#### TASK DATA ####

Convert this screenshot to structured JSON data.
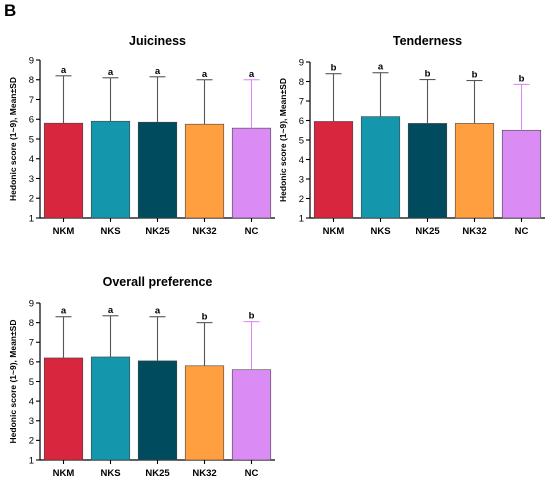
{
  "panel_label": "B",
  "chart_data": [
    {
      "type": "bar",
      "title": "Juiciness",
      "xlabel": "",
      "ylabel": "Hedonic score (1~9), Mean±SD",
      "ylim": [
        1,
        9
      ],
      "yticks": [
        "1",
        "2",
        "3",
        "4",
        "5",
        "6",
        "7",
        "8",
        "9"
      ],
      "categories": [
        "NKM",
        "NKS",
        "NK25",
        "NK32",
        "NC"
      ],
      "values": [
        5.8,
        5.9,
        5.85,
        5.75,
        5.55
      ],
      "error_upper": [
        8.2,
        8.1,
        8.15,
        8.0,
        8.0
      ],
      "significance": [
        "a",
        "a",
        "a",
        "a",
        "a"
      ],
      "colors": [
        "#d7263d",
        "#1497ad",
        "#004c5e",
        "#ff9f3f",
        "#da8cf4"
      ]
    },
    {
      "type": "bar",
      "title": "Tenderness",
      "xlabel": "",
      "ylabel": "Hedonic score (1~9), Mean±SD",
      "ylim": [
        1,
        9
      ],
      "yticks": [
        "1",
        "2",
        "3",
        "4",
        "5",
        "6",
        "7",
        "8",
        "9"
      ],
      "categories": [
        "NKM",
        "NKS",
        "NK25",
        "NK32",
        "NC"
      ],
      "values": [
        5.95,
        6.2,
        5.85,
        5.85,
        5.5
      ],
      "error_upper": [
        8.4,
        8.45,
        8.1,
        8.05,
        7.85
      ],
      "significance": [
        "b",
        "a",
        "b",
        "b",
        "b"
      ],
      "colors": [
        "#d7263d",
        "#1497ad",
        "#004c5e",
        "#ff9f3f",
        "#da8cf4"
      ]
    },
    {
      "type": "bar",
      "title": "Overall preference",
      "xlabel": "",
      "ylabel": "Hedonic score (1~9), Mean±SD",
      "ylim": [
        1,
        9
      ],
      "yticks": [
        "1",
        "2",
        "3",
        "4",
        "5",
        "6",
        "7",
        "8",
        "9"
      ],
      "categories": [
        "NKM",
        "NKS",
        "NK25",
        "NK32",
        "NC"
      ],
      "values": [
        6.2,
        6.25,
        6.05,
        5.8,
        5.6
      ],
      "error_upper": [
        8.3,
        8.35,
        8.3,
        8.0,
        8.05
      ],
      "significance": [
        "a",
        "a",
        "a",
        "b",
        "b"
      ],
      "colors": [
        "#d7263d",
        "#1497ad",
        "#004c5e",
        "#ff9f3f",
        "#da8cf4"
      ]
    }
  ]
}
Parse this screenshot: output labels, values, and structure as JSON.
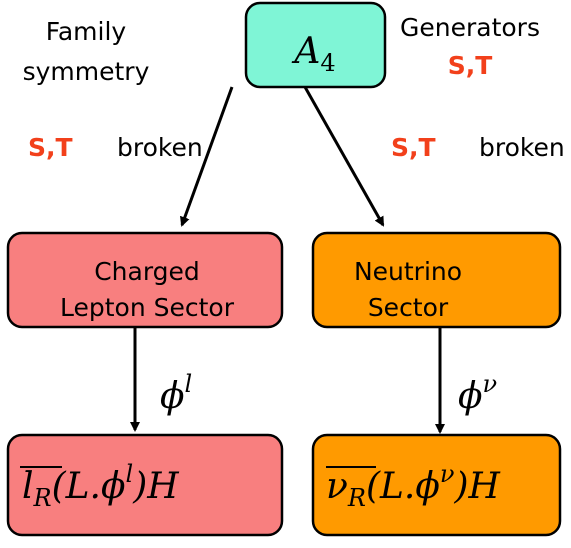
{
  "nodes": [
    {
      "label": [
        "A",
        "4"
      ]
    },
    {
      "label": [
        "Charged",
        "Lepton Sector"
      ]
    },
    {
      "label": [
        "Neutrino",
        "Sector"
      ]
    },
    {
      "label": [
        "l",
        "R",
        "(L.ϕ",
        "l",
        ")H"
      ]
    },
    {
      "label": [
        "ν",
        "R",
        "(L.ϕ",
        "ν",
        ")H"
      ]
    }
  ],
  "annotations": {
    "family": [
      "Family",
      "symmetry"
    ],
    "generators": {
      "title": "Generators",
      "names": "S,T"
    },
    "broken_left": {
      "names": "S,T",
      "text": "broken"
    },
    "broken_right": {
      "names": "S,T",
      "text": "broken"
    },
    "phi_left": [
      "ϕ",
      "l"
    ],
    "phi_right": [
      "ϕ",
      "ν"
    ]
  }
}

####

§ **YOUR INSTRUCTIONS**
Search the preceding listing for "screenshot" and extract every line where it is found.

§ **OUTPUT**
Convert this screenshot to structured JSON data.
Parse this screenshot: output labels, values, and structure as JSON.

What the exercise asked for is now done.